= What is asked =
Return each line containing the string "August".

### Data shown ###

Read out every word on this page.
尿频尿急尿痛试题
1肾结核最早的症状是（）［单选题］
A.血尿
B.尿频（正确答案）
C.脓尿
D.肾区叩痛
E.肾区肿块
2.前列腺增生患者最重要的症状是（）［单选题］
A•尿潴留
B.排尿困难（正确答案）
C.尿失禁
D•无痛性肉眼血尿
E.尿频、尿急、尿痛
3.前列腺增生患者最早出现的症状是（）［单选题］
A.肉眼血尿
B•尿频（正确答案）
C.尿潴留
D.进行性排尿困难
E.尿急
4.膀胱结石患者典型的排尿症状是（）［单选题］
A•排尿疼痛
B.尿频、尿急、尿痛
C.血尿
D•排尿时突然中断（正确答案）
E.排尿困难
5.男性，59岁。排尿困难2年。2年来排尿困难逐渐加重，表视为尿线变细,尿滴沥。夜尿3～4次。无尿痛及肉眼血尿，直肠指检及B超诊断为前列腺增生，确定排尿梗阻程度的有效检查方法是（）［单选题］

###
### Data shown ###

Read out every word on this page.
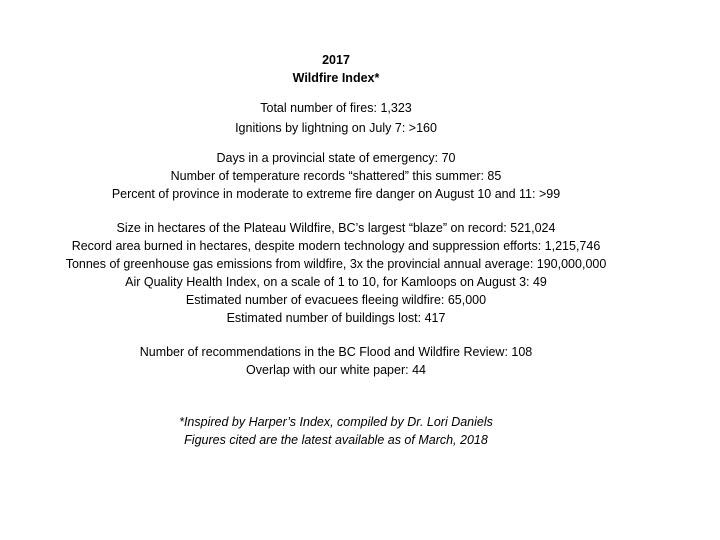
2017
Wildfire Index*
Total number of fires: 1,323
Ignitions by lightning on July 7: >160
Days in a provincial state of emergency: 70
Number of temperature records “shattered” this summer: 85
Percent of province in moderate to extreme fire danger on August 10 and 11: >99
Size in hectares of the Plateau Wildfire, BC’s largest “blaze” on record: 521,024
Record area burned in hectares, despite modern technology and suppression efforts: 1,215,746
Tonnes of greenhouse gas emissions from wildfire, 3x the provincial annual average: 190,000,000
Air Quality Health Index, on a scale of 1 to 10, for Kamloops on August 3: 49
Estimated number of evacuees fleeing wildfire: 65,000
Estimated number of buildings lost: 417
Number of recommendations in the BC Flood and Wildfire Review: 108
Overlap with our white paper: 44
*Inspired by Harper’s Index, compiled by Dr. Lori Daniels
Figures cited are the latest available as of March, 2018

###

= Final result =
Percent of province in moderate to extreme fire danger on August 10 and 11: >99
Air Quality Health Index, on a scale of 1 to 10, for Kamloops on August 3: 49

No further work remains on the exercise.